[Page element annotations]
####

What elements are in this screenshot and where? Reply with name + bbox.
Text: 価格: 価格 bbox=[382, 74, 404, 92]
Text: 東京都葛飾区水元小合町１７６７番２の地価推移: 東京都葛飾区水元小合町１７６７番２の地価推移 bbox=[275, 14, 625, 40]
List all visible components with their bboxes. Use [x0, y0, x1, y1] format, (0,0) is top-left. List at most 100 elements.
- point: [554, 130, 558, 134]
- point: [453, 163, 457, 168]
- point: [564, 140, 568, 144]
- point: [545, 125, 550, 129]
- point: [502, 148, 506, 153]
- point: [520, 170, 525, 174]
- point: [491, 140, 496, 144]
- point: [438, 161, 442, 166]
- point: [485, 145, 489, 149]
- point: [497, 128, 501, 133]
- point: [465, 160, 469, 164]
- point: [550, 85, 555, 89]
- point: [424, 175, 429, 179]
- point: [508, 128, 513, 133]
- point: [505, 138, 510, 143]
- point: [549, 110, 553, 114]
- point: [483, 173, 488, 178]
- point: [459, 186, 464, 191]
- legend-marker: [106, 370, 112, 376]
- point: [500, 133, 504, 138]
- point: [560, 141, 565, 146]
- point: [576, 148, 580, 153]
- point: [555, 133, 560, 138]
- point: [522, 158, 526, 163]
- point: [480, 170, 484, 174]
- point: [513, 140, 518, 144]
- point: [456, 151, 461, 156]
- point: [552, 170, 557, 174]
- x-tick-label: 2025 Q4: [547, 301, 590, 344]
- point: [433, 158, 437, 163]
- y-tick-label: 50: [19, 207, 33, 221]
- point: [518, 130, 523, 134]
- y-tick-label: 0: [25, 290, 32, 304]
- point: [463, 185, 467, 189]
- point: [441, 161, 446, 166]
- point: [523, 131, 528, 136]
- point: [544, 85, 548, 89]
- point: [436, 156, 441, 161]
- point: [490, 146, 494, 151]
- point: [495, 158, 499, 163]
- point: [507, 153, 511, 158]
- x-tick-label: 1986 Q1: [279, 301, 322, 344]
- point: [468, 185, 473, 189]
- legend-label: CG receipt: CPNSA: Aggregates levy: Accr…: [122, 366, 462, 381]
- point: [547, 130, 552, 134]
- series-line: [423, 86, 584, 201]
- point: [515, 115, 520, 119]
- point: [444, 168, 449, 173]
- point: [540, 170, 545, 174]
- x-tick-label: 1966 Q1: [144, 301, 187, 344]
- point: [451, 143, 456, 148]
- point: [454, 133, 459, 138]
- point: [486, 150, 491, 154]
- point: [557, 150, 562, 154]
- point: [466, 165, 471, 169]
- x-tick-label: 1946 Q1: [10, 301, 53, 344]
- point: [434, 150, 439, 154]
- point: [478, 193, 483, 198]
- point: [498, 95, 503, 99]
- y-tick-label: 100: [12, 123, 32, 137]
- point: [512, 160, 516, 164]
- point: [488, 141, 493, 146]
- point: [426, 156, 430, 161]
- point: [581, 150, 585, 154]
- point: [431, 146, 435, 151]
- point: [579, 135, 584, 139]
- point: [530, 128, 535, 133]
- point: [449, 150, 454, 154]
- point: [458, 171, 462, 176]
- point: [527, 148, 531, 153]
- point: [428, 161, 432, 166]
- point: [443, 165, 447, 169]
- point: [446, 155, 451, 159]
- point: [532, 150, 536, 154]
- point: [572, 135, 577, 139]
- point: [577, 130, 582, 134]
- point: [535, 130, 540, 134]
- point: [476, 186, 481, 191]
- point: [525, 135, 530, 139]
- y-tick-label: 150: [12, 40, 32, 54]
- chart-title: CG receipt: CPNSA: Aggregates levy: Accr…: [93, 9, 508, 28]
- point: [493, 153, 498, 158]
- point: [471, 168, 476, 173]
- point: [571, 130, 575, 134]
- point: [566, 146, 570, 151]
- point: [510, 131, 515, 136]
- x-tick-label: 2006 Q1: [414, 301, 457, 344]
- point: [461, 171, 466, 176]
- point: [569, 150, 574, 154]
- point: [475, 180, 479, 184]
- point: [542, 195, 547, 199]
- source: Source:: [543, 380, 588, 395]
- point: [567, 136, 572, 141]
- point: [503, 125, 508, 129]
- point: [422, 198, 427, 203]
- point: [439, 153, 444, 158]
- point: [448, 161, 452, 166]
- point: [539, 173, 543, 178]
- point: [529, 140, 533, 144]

####

Short exercise :: Count the lines in the items above that contain the string "Text", and reply with the number only.

Result of this exercise :: 2